→ **The request**
Rewrite these records with "Height" changed to "Altitude", leaving everything else as it is.

◆ ◆ ◆ ◆ ◆ ◆ ◆

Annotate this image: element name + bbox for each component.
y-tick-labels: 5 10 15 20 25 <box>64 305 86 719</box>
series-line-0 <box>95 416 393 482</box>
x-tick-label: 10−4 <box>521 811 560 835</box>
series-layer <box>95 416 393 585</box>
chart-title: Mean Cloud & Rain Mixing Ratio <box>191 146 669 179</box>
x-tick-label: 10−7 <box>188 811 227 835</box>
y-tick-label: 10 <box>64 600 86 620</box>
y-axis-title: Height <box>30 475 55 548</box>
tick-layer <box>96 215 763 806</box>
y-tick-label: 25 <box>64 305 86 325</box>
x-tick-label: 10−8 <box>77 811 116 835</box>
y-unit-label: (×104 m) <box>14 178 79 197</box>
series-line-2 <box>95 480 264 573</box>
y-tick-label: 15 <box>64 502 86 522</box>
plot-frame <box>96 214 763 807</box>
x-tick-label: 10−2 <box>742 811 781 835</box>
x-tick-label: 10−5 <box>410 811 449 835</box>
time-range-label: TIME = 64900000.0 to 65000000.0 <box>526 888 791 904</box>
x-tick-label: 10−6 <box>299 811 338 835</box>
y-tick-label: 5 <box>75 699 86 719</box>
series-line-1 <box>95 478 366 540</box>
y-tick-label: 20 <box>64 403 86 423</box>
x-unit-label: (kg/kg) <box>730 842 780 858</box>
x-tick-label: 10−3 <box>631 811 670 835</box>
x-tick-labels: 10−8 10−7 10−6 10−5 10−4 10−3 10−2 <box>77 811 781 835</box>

◆ ◆ ◆ ◆ ◆ ◆ ◆

→ **Result**
Annotate this image: element name + bbox for each component.
y-tick-labels: 5 10 15 20 25 <box>64 305 86 719</box>
series-line-0 <box>95 416 393 482</box>
x-tick-label: 10−4 <box>521 811 560 835</box>
series-layer <box>95 416 393 585</box>
chart-title: Mean Cloud & Rain Mixing Ratio <box>191 146 669 179</box>
x-tick-label: 10−7 <box>188 811 227 835</box>
y-tick-label: 10 <box>64 600 86 620</box>
y-axis-title: Altitude <box>30 475 55 548</box>
tick-layer <box>96 215 763 806</box>
y-tick-label: 25 <box>64 305 86 325</box>
x-tick-label: 10−8 <box>77 811 116 835</box>
y-unit-label: (×104 m) <box>14 178 79 197</box>
series-line-2 <box>95 480 264 573</box>
y-tick-label: 15 <box>64 502 86 522</box>
plot-frame <box>96 214 763 807</box>
x-tick-label: 10−2 <box>742 811 781 835</box>
x-tick-label: 10−5 <box>410 811 449 835</box>
time-range-label: TIME = 64900000.0 to 65000000.0 <box>526 888 791 904</box>
x-tick-label: 10−6 <box>299 811 338 835</box>
y-tick-label: 5 <box>75 699 86 719</box>
series-line-1 <box>95 478 366 540</box>
y-tick-label: 20 <box>64 403 86 423</box>
x-unit-label: (kg/kg) <box>730 842 780 858</box>
x-tick-label: 10−3 <box>631 811 670 835</box>
x-tick-labels: 10−8 10−7 10−6 10−5 10−4 10−3 10−2 <box>77 811 781 835</box>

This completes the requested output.